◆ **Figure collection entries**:
_ _ _ _ _ _ _

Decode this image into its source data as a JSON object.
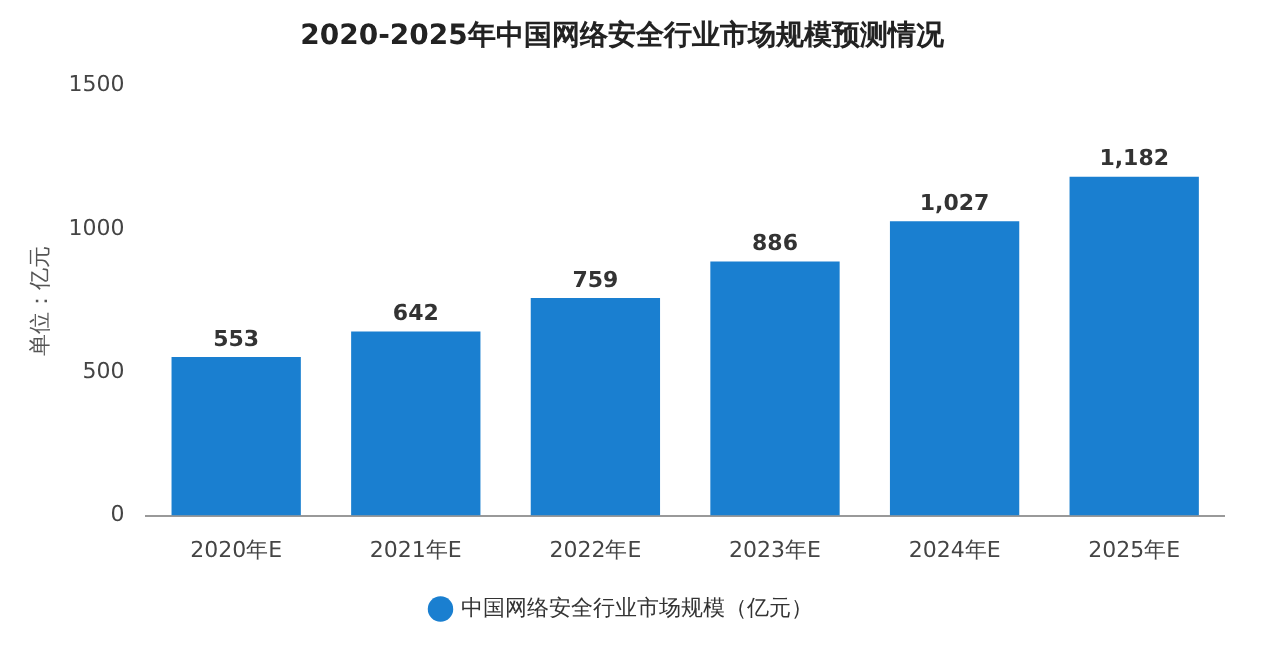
{
  "chart_data": {
    "type": "bar",
    "title": "2020-2025年中国网络安全行业市场规模预测情况",
    "ylabel": "单位：亿元",
    "categories": [
      "2020年E",
      "2021年E",
      "2022年E",
      "2023年E",
      "2024年E",
      "2025年E"
    ],
    "series": [
      {
        "name": "中国网络安全行业市场规模（亿元）",
        "color": "#1a7fd0",
        "values": [
          553,
          642,
          759,
          886,
          1027,
          1182
        ],
        "value_labels": [
          "553",
          "642",
          "759",
          "886",
          "1,027",
          "1,182"
        ]
      }
    ],
    "ylim": [
      0,
      1500
    ],
    "yticks": [
      0,
      500,
      1000,
      1500
    ],
    "grid": false,
    "legend": "bottom"
  }
}
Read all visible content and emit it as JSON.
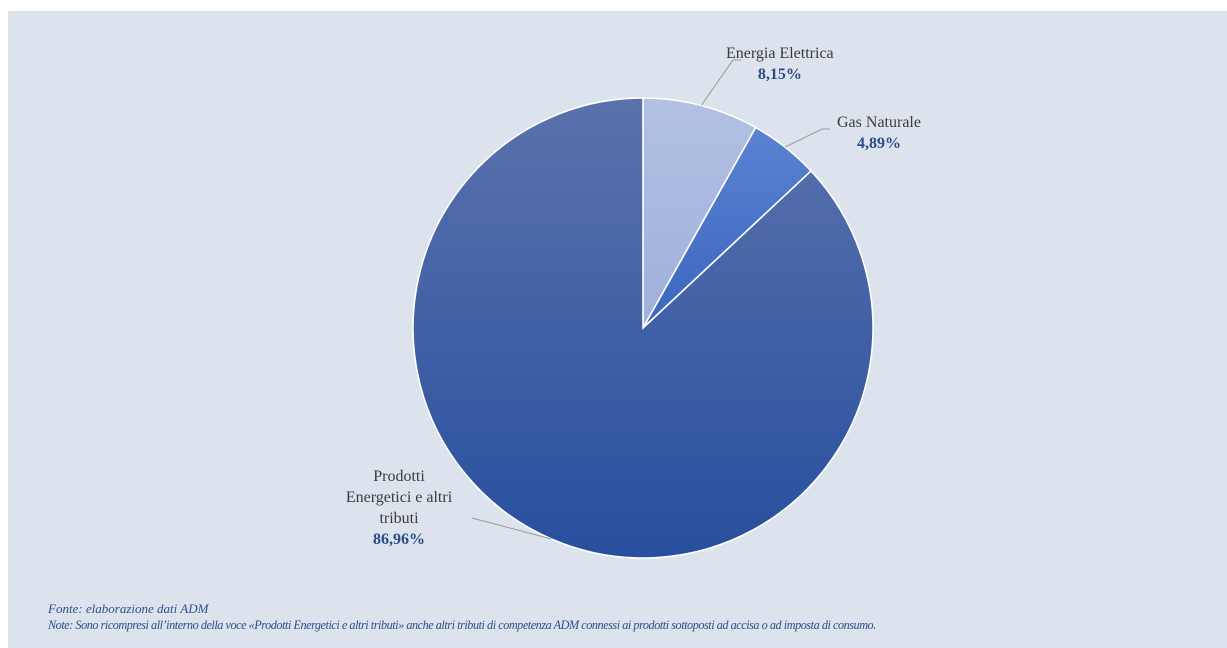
{
  "chart_data": {
    "type": "pie",
    "categories": [
      "Energia Elettrica",
      "Gas Naturale",
      "Prodotti Energetici e altri tributi"
    ],
    "values": [
      8.15,
      4.89,
      86.96
    ],
    "value_labels": [
      "8,15%",
      "4,89%",
      "86,96%"
    ],
    "title": "",
    "start_angle": "12 o'clock, clockwise",
    "colors": [
      "#a8b7df",
      "#4472c4",
      "#2f55a4"
    ]
  },
  "labels": {
    "energia_name": "Energia Elettrica",
    "energia_value": "8,15%",
    "gas_name": "Gas Naturale",
    "gas_value": "4,89%",
    "prodotti_name_1": "Prodotti",
    "prodotti_name_2": "Energetici e altri",
    "prodotti_name_3": "tributi",
    "prodotti_value": "86,96%"
  },
  "footer": {
    "source": "Fonte: elaborazione dati ADM",
    "note": "Note: Sono ricompresi all’interno della voce «Prodotti Energetici e altri tributi» anche altri tributi di competenza ADM connessi ai prodotti sottoposti ad accisa o ad imposta di consumo."
  }
}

_ _ _ _ _ _ _

◆ **Task details**:
All of the material above needs to be restated exactly, with no pictures.

◆ **Task result**:
Decode this image into its source data as a JSON object.
{
  "chart_data": {
    "type": "bar",
    "title": "2020-2025年中国网络安全行业市场规模预测情况",
    "ylabel": "单位：亿元",
    "categories": [
      "2020年E",
      "2021年E",
      "2022年E",
      "2023年E",
      "2024年E",
      "2025年E"
    ],
    "series": [
      {
        "name": "中国网络安全行业市场规模（亿元）",
        "color": "#1a7fd0",
        "values": [
          553,
          642,
          759,
          886,
          1027,
          1182
        ],
        "value_labels": [
          "553",
          "642",
          "759",
          "886",
          "1,027",
          "1,182"
        ]
      }
    ],
    "ylim": [
      0,
      1500
    ],
    "yticks": [
      0,
      500,
      1000,
      1500
    ],
    "grid": false,
    "legend": "bottom"
  }
}
Read all visible content and emit it as JSON.
{
  "chart_data": {
    "type": "pie",
    "categories": [
      "Energia Elettrica",
      "Gas Naturale",
      "Prodotti Energetici e altri tributi"
    ],
    "values": [
      8.15,
      4.89,
      86.96
    ],
    "value_labels": [
      "8,15%",
      "4,89%",
      "86,96%"
    ],
    "title": "",
    "start_angle": "12 o'clock, clockwise",
    "colors": [
      "#a8b7df",
      "#4472c4",
      "#2f55a4"
    ]
  },
  "labels": {
    "energia_name": "Energia Elettrica",
    "energia_value": "8,15%",
    "gas_name": "Gas Naturale",
    "gas_value": "4,89%",
    "prodotti_name_1": "Prodotti",
    "prodotti_name_2": "Energetici e altri",
    "prodotti_name_3": "tributi",
    "prodotti_value": "86,96%"
  },
  "footer": {
    "source": "Fonte: elaborazione dati ADM",
    "note": "Note: Sono ricompresi all’interno della voce «Prodotti Energetici e altri tributi» anche altri tributi di competenza ADM connessi ai prodotti sottoposti ad accisa o ad imposta di consumo."
  }
}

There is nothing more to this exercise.